Which lines hold the word "deactivate"? Show each of them.
[Start]
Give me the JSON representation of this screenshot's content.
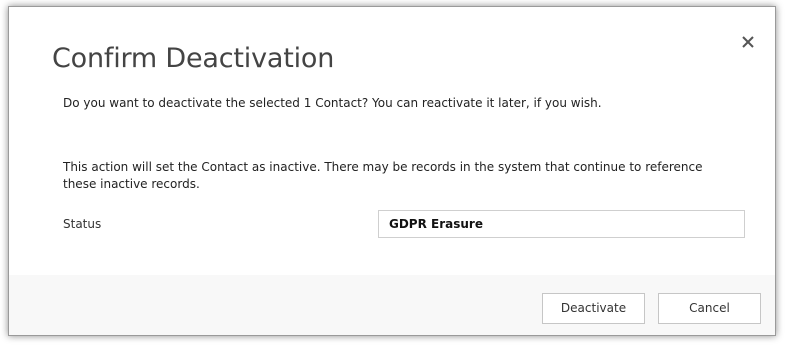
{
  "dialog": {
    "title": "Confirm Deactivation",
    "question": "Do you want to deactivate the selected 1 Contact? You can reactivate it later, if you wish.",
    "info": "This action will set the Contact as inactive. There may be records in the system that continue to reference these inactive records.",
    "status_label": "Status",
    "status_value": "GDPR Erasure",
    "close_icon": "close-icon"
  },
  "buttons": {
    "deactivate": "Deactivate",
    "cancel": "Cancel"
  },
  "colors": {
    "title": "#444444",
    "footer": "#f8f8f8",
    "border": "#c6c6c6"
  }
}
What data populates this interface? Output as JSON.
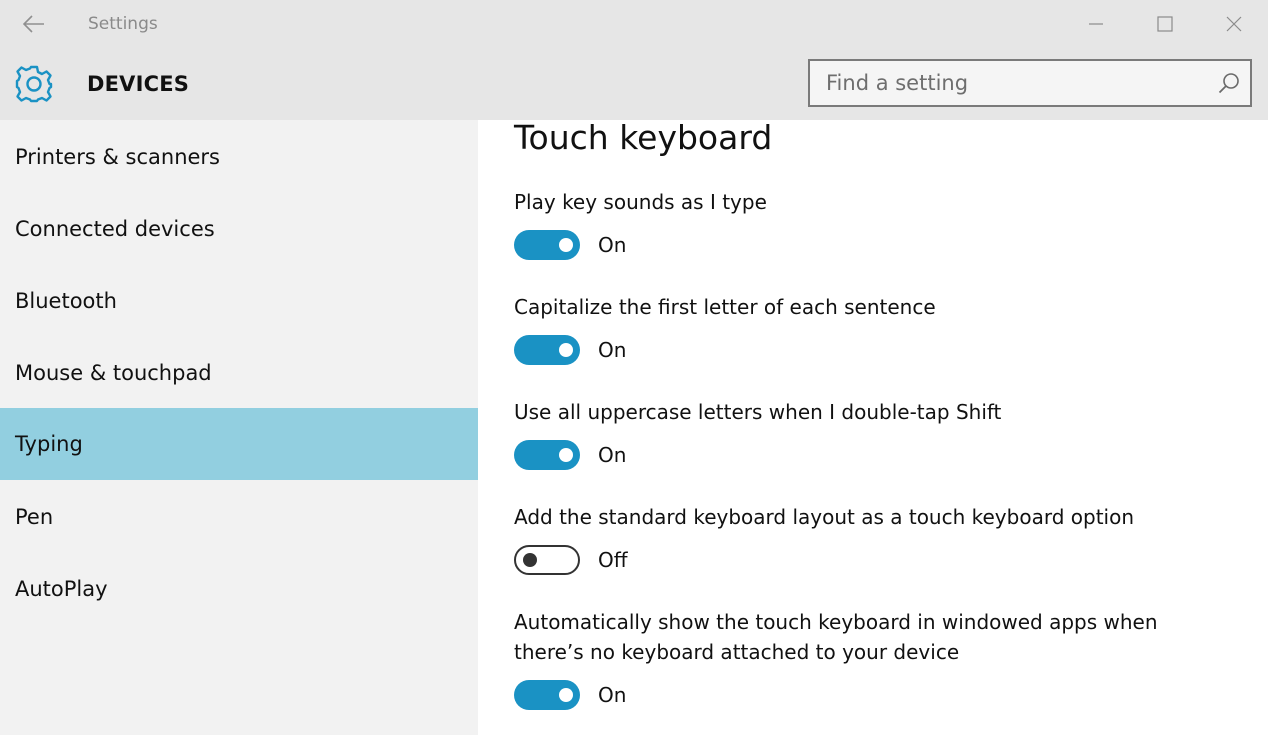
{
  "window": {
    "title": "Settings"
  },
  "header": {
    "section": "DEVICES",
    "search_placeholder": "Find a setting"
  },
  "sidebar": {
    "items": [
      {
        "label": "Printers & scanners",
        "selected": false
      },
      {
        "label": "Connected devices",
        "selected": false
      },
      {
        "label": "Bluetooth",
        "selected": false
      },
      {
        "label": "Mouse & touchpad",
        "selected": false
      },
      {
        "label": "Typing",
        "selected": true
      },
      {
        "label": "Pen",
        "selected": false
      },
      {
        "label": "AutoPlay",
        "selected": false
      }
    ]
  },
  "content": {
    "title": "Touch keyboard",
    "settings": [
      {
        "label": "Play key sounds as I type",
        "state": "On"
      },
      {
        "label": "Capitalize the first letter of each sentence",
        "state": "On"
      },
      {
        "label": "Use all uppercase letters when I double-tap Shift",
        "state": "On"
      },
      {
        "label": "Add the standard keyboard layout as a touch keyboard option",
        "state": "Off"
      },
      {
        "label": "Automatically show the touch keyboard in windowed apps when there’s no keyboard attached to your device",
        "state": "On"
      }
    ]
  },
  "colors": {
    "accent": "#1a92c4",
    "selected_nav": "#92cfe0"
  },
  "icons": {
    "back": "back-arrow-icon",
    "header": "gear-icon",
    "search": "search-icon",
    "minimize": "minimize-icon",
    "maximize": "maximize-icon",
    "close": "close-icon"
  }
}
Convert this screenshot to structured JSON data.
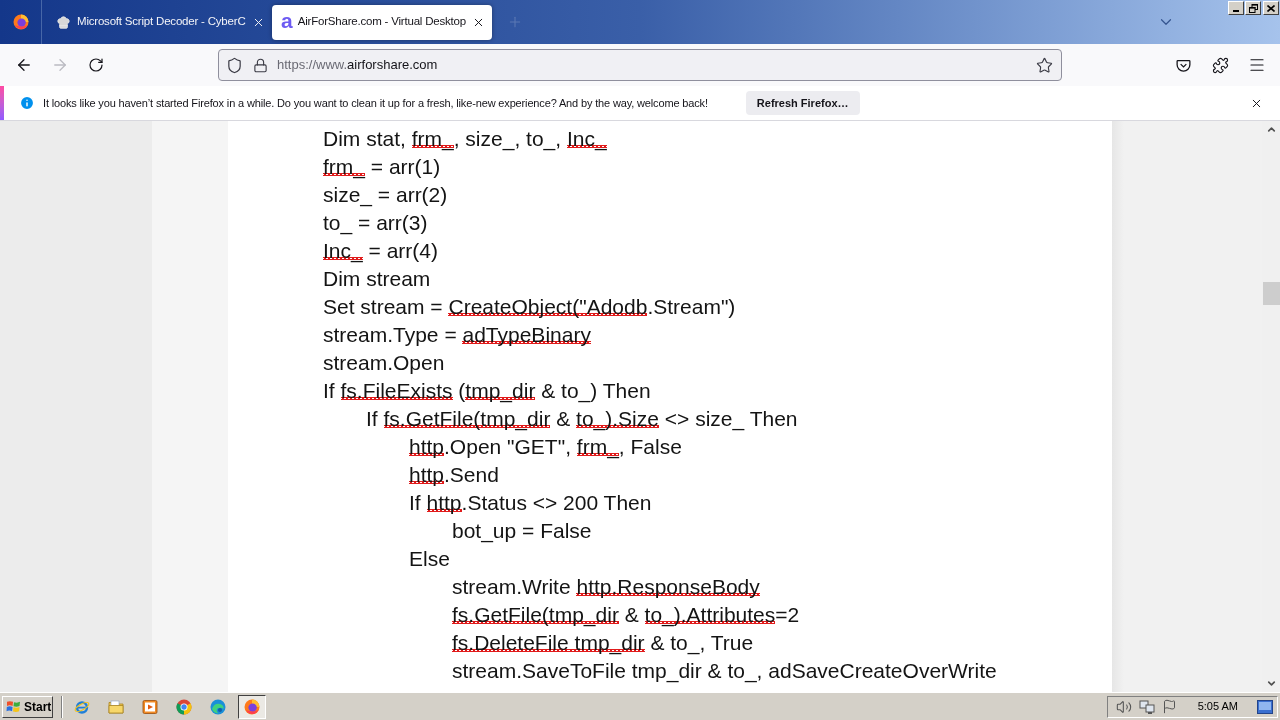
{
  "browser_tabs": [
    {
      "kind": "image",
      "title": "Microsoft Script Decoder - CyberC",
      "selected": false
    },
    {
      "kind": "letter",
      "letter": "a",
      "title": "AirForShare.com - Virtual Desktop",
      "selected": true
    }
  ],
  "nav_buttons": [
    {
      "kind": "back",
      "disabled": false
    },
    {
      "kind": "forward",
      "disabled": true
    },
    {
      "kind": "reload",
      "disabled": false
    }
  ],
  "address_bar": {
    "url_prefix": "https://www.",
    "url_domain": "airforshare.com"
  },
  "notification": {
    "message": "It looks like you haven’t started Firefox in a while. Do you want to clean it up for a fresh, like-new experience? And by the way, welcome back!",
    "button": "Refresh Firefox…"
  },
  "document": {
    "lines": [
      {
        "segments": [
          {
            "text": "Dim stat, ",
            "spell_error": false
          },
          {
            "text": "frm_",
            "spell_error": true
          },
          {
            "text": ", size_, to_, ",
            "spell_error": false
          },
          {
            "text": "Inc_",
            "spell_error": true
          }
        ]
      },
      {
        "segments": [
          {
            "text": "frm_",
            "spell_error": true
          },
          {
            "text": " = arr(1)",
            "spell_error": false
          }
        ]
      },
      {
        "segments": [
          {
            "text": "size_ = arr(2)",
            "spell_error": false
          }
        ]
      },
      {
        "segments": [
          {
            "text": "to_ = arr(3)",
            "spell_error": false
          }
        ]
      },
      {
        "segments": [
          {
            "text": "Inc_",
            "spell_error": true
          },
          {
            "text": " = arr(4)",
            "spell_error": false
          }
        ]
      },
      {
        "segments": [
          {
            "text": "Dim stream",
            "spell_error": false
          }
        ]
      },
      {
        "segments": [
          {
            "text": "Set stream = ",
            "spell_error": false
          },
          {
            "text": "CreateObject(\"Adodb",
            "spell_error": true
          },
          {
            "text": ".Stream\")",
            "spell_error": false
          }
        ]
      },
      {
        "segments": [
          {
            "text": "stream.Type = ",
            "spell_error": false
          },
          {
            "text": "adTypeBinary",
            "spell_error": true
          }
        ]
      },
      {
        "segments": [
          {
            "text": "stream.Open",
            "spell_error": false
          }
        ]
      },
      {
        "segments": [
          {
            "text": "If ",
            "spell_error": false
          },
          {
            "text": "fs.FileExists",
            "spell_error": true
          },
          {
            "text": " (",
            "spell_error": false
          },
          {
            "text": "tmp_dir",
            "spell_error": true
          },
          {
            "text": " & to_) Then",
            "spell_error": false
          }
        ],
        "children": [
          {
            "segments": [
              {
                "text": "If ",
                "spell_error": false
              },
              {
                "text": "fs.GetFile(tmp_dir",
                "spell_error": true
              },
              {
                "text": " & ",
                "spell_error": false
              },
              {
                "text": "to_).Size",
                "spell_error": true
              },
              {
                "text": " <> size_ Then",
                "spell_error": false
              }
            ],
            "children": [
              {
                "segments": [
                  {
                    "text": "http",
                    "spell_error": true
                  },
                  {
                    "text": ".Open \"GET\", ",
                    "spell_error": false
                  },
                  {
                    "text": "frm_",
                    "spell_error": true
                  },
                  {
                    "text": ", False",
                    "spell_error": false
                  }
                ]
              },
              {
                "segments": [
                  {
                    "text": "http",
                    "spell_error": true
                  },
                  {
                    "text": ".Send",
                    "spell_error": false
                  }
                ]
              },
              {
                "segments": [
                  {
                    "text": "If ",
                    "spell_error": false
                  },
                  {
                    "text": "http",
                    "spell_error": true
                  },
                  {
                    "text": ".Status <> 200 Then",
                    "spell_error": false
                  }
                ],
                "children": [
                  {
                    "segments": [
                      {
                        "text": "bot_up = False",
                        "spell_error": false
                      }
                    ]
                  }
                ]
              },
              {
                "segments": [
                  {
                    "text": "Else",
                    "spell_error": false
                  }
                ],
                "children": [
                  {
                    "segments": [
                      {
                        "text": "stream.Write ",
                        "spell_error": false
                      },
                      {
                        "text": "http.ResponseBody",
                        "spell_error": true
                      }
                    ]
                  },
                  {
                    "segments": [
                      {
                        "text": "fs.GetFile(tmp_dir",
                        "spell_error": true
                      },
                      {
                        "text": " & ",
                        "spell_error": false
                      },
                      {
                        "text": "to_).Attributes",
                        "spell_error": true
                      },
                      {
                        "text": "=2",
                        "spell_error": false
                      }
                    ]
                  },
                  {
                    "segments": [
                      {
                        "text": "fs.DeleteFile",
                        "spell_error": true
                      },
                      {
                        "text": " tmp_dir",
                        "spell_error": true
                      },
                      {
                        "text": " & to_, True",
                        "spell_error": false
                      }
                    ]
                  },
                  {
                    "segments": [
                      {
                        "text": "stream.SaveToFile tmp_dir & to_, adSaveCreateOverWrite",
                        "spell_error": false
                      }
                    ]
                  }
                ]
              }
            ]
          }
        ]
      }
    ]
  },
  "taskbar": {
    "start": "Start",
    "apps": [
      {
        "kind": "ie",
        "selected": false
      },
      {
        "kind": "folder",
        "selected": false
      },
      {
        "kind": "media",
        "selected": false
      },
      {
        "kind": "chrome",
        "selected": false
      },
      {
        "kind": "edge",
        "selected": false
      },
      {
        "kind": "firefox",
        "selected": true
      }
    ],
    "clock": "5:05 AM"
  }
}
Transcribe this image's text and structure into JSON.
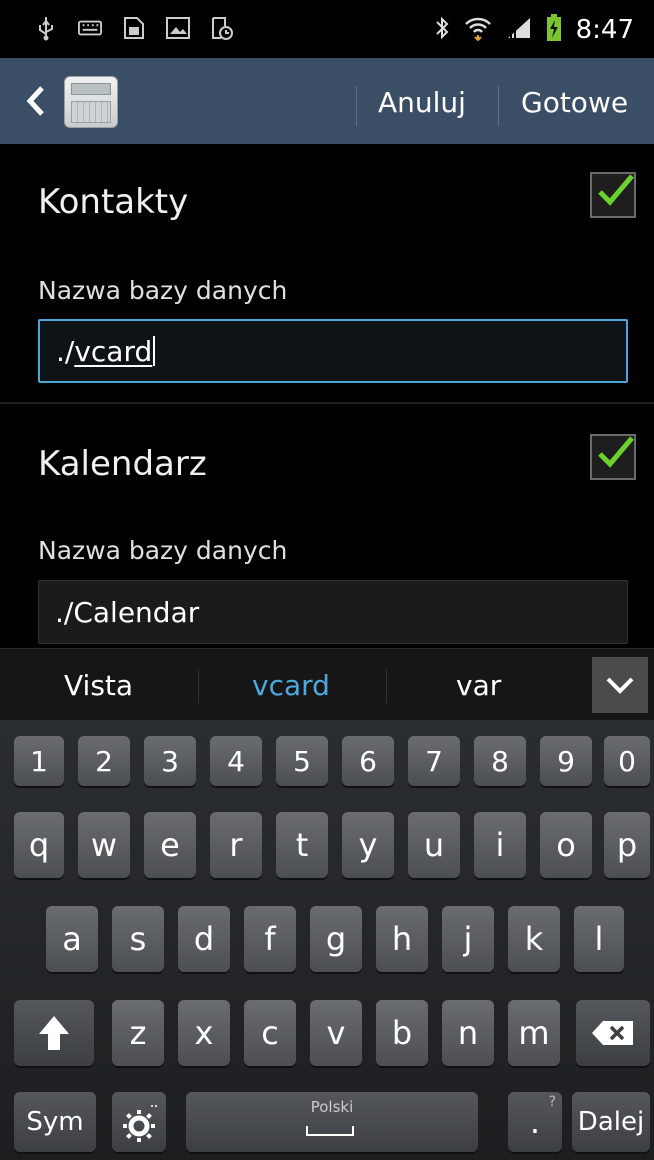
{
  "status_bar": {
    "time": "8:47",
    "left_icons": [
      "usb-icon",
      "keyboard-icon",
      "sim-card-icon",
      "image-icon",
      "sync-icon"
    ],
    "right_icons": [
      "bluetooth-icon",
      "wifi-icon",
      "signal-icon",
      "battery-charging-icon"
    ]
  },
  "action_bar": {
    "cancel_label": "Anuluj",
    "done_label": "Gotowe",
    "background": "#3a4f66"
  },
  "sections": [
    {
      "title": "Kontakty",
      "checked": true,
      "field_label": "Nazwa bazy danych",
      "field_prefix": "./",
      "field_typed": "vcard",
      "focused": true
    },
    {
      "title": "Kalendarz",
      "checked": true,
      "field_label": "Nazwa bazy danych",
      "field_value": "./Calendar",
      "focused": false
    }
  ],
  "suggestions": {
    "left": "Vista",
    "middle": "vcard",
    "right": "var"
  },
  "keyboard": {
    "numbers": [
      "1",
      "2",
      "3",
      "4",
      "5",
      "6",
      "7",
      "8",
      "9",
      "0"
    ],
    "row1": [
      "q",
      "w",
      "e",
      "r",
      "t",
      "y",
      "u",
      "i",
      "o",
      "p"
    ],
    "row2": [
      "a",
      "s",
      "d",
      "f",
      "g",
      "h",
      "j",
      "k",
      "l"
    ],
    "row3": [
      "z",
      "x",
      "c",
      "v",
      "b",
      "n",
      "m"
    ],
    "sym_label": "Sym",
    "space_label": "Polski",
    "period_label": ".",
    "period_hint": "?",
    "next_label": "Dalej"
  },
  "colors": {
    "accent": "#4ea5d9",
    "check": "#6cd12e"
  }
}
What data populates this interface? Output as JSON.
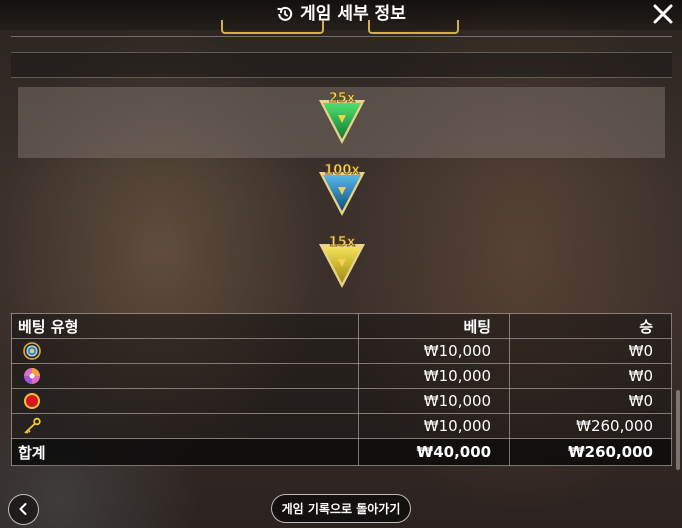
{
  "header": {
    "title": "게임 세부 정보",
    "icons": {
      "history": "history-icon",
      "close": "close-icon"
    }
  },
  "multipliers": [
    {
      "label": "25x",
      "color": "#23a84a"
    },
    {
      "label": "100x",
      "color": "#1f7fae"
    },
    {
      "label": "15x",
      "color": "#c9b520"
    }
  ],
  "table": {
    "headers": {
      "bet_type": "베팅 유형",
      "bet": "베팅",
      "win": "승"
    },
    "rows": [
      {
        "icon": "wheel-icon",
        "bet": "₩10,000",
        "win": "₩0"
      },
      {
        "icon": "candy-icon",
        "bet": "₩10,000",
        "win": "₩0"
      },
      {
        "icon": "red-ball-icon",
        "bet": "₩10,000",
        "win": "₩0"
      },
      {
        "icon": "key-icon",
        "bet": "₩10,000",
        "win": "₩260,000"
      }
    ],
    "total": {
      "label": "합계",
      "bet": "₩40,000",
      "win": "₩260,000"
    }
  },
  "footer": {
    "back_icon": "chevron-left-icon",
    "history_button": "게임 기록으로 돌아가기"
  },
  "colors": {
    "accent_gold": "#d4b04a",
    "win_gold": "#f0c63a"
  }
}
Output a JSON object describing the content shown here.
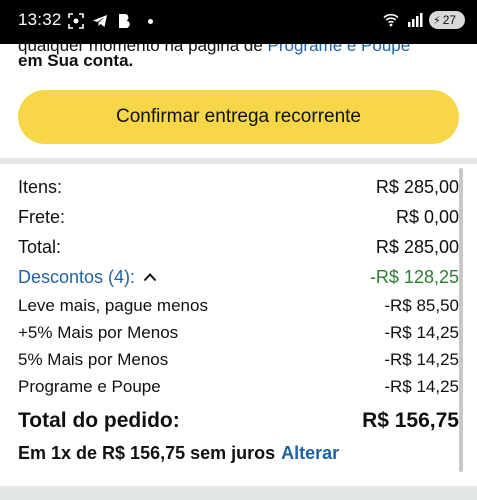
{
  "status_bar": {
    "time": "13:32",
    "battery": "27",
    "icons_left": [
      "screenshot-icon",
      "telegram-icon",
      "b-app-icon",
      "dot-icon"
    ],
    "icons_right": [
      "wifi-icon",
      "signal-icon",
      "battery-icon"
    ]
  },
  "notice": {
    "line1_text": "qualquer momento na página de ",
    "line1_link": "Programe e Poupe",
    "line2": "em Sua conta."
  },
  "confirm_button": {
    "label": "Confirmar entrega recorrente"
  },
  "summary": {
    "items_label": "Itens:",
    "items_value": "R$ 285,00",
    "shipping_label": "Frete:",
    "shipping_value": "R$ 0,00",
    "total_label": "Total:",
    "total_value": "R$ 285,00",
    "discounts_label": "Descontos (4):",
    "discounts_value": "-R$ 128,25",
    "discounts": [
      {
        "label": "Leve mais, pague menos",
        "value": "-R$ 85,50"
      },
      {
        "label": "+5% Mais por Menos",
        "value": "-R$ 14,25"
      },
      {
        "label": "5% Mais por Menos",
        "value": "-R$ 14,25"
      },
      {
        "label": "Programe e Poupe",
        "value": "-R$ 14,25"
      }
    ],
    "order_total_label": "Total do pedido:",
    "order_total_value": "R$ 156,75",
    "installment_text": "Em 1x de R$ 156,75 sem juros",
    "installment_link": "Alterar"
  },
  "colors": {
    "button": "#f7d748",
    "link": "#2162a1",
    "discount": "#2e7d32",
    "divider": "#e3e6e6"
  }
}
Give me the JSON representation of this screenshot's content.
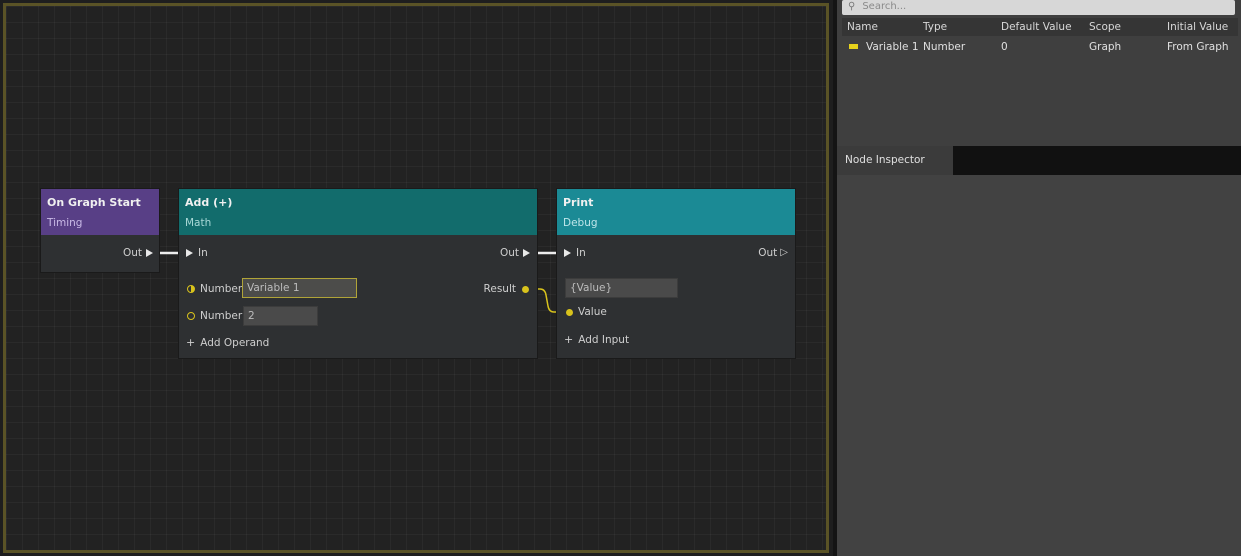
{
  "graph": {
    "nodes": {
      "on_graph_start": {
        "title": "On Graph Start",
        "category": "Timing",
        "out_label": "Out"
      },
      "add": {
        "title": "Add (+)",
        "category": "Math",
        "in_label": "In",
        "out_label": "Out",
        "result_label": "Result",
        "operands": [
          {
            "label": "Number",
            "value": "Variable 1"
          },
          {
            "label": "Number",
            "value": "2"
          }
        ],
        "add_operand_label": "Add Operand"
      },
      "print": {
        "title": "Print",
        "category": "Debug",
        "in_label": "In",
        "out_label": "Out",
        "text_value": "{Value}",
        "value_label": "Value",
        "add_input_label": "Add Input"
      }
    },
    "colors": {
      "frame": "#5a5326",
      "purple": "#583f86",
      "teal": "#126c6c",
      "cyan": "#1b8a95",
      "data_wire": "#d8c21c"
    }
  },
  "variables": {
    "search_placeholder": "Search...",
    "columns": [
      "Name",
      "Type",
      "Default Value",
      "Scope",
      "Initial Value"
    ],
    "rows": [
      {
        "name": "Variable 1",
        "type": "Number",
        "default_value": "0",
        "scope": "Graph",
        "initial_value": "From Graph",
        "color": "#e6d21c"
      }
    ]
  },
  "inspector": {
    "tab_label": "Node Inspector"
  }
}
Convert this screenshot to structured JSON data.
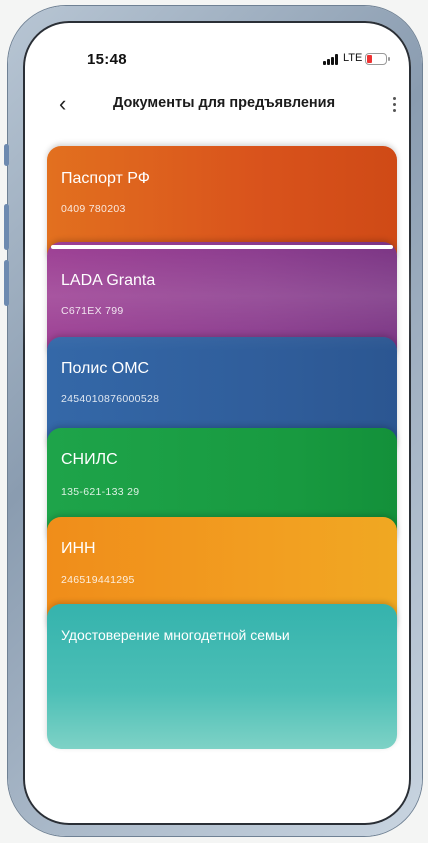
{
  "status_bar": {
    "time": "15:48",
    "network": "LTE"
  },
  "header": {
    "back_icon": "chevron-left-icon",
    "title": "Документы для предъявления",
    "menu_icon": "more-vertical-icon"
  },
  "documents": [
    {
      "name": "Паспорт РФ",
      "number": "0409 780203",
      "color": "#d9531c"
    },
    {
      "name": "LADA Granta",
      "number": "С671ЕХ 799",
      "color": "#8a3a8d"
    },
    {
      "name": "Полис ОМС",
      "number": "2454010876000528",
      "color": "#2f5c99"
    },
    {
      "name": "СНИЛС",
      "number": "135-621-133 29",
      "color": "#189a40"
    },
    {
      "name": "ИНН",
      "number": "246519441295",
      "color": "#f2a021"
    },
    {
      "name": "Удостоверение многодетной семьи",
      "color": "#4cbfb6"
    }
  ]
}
[End]
**Response to this task:**
    "question": "Do you want to deactivate the selected 1 Contact? You can reactivate it later, if you wish.",
    "deactivate": "Deactivate",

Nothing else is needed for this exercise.